**Direction:**
In the material below, find each line holding the string "对口援疆计划本科二批次" and copy it.

========

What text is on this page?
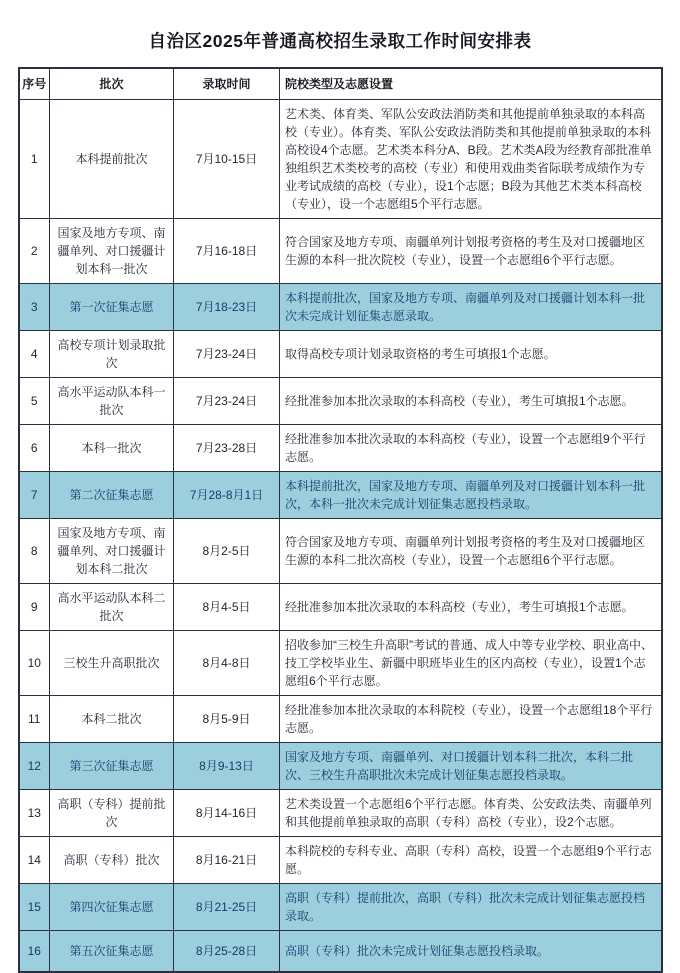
自治区2025年普通高校招生录取工作时间安排表
序号	批次	录取时间	院校类型及志愿设置
1	本科提前批次	7月10-15日	艺术类、体育类、军队公安政法消防类和其他提前单独录取的本科高校（专业）。体育类、军队公安政法消防类和其他提前单独录取的本科高校设4个志愿。艺术类本科分A、B段。艺术类A段为经教育部批准单独组织艺术类校考的高校（专业）和使用戏曲类省际联考成绩作为专业考试成绩的高校（专业），设1个志愿；B段为其他艺术类本科高校（专业），设一个志愿组5个平行志愿。
2	国家及地方专项、南疆单列、对口援疆计划本科一批次	7月16-18日	符合国家及地方专项、南疆单列计划报考资格的考生及对口援疆地区生源的本科一批次院校（专业），设置一个志愿组6个平行志愿。
3	第一次征集志愿	7月18-23日	本科提前批次，国家及地方专项、南疆单列及对口援疆计划本科一批次未完成计划征集志愿录取。
4	高校专项计划录取批次	7月23-24日	取得高校专项计划录取资格的考生可填报1个志愿。
5	高水平运动队本科一批次	7月23-24日	经批准参加本批次录取的本科高校（专业），考生可填报1个志愿。
6	本科一批次	7月23-28日	经批准参加本批次录取的本科高校（专业），设置一个志愿组9个平行志愿。
7	第二次征集志愿	7月28-8月1日	本科提前批次，国家及地方专项、南疆单列及对口援疆计划本科一批次，本科一批次未完成计划征集志愿投档录取。
8	国家及地方专项、南疆单列、对口援疆计划本科二批次	8月2-5日	符合国家及地方专项、南疆单列计划报考资格的考生及对口援疆地区生源的本科二批次高校（专业），设置一个志愿组6个平行志愿。
9	高水平运动队本科二批次	8月4-5日	经批准参加本批次录取的本科高校（专业），考生可填报1个志愿。
10	三校生升高职批次	8月4-8日	招收参加“三校生升高职”考试的普通、成人中等专业学校、职业高中、技工学校毕业生、新疆中职班毕业生的区内高校（专业），设置1个志愿组6个平行志愿。
11	本科二批次	8月5-9日	经批准参加本批次录取的本科院校（专业），设置一个志愿组18个平行志愿。
12	第三次征集志愿	8月9-13日	国家及地方专项、南疆单列、对口援疆计划本科二批次，本科二批次、三校生升高职批次未完成计划征集志愿投档录取。
13	高职（专科）提前批次	8月14-16日	艺术类设置一个志愿组6个平行志愿。体育类、公安政法类、南疆单列和其他提前单独录取的高职（专科）高校（专业），设2个志愿。
14	高职（专科）批次	8月16-21日	本科院校的专科专业、高职（专科）高校，设置一个志愿组9个平行志愿。
15	第四次征集志愿	8月21-25日	高职（专科）提前批次，高职（专科）批次未完成计划征集志愿投档录取。
16	第五次征集志愿	8月25-28日	高职（专科）批次未完成计划征集志愿投档录取。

========

**The response:**
8	国家及地方专项、南疆单列、对口援疆计划本科二批次	8月2-5日	符合国家及地方专项、南疆单列计划报考资格的考生及对口援疆地区生源的本科二批次高校（专业），设置一个志愿组6个平行志愿。
12	第三次征集志愿	8月9-13日	国家及地方专项、南疆单列、对口援疆计划本科二批次，本科二批次、三校生升高职批次未完成计划征集志愿投档录取。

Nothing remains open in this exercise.